_WORK REQUIRED_
Lines holding the string "unsubscribe" are the ones to copy from this listing.

Collected data entries
***

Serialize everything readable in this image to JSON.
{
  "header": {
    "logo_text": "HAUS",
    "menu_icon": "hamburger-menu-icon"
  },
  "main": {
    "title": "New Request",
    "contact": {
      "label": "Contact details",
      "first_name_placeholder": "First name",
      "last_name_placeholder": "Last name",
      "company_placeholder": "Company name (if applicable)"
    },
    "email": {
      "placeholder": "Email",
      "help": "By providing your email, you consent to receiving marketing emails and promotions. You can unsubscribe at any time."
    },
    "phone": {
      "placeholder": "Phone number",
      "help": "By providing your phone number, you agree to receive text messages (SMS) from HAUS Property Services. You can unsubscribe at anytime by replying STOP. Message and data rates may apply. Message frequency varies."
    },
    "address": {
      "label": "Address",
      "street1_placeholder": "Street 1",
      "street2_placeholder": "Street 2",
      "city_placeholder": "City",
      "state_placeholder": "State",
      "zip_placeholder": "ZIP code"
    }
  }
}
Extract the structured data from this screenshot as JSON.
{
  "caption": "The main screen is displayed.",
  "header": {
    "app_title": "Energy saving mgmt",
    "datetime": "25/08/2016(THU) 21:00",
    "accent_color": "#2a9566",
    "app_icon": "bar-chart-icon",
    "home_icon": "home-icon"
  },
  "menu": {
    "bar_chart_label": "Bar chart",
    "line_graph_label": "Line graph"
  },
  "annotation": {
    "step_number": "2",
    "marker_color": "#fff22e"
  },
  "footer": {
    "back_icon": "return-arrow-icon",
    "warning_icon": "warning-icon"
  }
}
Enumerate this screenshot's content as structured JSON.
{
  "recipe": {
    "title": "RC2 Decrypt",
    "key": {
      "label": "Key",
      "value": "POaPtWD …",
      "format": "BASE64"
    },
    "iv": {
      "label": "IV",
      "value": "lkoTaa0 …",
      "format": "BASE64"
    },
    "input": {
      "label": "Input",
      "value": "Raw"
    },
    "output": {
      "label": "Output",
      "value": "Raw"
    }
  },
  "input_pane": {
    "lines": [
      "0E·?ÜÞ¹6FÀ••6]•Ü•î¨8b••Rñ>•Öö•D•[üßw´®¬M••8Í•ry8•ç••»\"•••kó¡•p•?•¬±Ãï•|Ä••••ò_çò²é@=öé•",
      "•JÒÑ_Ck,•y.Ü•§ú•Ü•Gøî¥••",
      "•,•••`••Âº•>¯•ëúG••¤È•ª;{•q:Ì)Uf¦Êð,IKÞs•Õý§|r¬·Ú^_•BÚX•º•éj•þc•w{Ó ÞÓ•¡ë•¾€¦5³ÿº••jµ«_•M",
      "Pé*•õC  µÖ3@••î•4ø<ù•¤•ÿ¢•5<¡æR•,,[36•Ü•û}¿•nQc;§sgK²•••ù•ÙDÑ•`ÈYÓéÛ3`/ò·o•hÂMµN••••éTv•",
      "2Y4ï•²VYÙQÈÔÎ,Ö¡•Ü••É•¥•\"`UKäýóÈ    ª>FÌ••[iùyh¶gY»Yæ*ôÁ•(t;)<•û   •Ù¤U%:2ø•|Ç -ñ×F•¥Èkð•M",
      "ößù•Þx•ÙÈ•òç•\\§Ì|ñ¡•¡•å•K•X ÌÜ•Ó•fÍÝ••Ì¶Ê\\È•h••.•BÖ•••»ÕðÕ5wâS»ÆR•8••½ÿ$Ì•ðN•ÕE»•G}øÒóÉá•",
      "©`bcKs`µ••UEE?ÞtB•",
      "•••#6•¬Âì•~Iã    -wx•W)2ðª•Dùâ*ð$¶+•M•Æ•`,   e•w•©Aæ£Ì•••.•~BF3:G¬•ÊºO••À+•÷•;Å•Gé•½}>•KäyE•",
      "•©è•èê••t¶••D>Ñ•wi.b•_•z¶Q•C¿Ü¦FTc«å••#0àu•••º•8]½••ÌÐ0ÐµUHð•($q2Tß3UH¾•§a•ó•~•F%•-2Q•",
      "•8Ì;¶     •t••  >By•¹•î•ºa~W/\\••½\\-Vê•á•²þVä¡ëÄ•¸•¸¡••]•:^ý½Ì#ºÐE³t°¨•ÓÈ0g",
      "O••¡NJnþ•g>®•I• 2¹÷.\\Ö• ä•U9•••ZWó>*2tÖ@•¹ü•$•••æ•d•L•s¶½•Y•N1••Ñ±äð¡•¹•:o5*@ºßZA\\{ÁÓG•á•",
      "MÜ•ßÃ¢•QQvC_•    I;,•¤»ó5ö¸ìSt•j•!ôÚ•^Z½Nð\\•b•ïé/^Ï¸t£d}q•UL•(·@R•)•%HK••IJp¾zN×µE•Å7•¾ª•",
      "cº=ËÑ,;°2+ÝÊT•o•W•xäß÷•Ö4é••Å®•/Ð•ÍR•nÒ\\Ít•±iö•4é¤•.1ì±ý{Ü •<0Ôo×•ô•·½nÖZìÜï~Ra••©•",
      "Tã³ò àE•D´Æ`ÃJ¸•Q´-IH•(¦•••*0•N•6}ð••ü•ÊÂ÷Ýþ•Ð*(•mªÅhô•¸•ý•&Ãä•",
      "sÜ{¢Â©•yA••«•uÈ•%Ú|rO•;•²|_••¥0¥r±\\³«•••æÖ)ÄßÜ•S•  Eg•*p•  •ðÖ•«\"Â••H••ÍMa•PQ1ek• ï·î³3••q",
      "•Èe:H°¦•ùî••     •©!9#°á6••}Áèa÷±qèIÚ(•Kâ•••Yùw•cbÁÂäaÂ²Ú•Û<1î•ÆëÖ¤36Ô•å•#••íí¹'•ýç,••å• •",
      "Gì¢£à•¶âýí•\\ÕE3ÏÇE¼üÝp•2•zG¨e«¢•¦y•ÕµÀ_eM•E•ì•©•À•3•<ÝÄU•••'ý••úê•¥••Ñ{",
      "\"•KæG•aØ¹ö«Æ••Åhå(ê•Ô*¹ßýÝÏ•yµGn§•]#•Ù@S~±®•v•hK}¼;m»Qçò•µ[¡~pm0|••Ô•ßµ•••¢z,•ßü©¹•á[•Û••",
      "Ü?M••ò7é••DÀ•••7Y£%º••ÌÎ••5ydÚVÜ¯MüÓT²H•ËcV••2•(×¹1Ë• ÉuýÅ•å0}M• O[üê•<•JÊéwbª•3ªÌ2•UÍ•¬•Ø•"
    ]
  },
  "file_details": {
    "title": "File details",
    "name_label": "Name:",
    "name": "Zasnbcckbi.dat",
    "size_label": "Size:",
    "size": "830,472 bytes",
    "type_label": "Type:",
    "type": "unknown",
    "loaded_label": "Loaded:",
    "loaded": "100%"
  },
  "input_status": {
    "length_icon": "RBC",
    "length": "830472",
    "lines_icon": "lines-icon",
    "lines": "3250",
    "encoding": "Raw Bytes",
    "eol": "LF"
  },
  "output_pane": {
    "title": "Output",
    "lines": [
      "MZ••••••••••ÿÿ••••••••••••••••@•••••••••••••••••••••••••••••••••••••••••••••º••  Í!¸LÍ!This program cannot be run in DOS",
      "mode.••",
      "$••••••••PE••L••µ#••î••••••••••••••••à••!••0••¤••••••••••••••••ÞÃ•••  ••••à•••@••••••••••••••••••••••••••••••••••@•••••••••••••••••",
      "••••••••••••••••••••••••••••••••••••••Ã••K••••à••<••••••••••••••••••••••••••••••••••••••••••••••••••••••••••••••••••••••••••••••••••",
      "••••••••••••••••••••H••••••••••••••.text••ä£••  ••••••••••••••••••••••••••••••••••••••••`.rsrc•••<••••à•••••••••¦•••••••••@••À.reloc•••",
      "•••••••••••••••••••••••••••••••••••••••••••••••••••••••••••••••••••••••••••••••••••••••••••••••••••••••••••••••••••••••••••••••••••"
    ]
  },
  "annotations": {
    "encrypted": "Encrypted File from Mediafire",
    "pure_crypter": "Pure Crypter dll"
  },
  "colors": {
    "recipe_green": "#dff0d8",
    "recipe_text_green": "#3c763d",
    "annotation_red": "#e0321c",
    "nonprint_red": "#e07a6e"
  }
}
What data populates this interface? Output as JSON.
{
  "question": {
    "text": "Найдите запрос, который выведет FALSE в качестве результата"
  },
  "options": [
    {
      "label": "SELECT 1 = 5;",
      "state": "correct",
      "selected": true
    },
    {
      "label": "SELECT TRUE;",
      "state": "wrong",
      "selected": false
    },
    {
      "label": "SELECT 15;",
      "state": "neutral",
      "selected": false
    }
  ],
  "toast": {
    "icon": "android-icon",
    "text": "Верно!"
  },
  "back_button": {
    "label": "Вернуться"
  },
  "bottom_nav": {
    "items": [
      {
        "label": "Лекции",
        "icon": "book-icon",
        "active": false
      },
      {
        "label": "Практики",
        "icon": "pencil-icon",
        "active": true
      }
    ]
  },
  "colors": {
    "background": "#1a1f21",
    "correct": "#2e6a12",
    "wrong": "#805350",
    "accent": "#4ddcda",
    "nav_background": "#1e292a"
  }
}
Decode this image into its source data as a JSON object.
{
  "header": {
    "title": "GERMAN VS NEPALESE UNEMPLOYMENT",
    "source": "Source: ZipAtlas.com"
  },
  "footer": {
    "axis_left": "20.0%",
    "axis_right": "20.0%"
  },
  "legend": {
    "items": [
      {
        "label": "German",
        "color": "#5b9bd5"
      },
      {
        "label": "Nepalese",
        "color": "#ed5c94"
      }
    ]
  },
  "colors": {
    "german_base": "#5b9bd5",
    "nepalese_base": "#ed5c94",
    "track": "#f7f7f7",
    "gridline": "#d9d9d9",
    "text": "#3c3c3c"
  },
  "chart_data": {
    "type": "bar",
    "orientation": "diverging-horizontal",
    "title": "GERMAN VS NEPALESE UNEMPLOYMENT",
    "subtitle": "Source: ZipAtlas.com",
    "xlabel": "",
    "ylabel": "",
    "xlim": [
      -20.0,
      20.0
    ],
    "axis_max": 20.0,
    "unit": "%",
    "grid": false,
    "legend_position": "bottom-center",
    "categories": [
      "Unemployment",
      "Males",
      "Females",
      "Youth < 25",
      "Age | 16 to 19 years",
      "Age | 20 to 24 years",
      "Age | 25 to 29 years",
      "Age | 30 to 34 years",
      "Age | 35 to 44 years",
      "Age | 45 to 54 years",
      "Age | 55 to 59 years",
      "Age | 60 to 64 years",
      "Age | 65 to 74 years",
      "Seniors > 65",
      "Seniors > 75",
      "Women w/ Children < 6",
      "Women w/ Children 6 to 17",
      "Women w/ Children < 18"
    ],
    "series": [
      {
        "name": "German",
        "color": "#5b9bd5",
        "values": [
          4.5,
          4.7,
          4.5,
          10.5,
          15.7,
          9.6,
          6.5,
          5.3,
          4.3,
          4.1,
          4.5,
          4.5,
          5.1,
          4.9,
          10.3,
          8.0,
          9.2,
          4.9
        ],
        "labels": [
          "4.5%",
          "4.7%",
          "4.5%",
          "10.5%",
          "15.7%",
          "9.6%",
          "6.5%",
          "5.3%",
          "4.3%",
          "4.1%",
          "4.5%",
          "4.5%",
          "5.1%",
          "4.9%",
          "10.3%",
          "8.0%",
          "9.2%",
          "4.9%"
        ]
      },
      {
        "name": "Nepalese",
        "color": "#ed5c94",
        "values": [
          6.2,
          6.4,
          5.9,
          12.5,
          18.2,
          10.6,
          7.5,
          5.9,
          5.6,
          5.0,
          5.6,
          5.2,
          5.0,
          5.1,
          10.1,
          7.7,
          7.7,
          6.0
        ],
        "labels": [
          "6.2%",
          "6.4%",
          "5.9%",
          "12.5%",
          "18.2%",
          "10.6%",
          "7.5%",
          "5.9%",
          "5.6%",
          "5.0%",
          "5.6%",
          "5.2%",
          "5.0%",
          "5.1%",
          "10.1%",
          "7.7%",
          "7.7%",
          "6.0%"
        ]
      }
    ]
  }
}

***

_ANSWER TO THIS TASK_
      "help": "By providing your email, you consent to receiving marketing emails and promotions. You can unsubscribe at any time."
      "help": "By providing your phone number, you agree to receive text messages (SMS) from HAUS Property Services. You can unsubscribe at anytime by replying STOP. Message and data rates may apply. Message frequency varies."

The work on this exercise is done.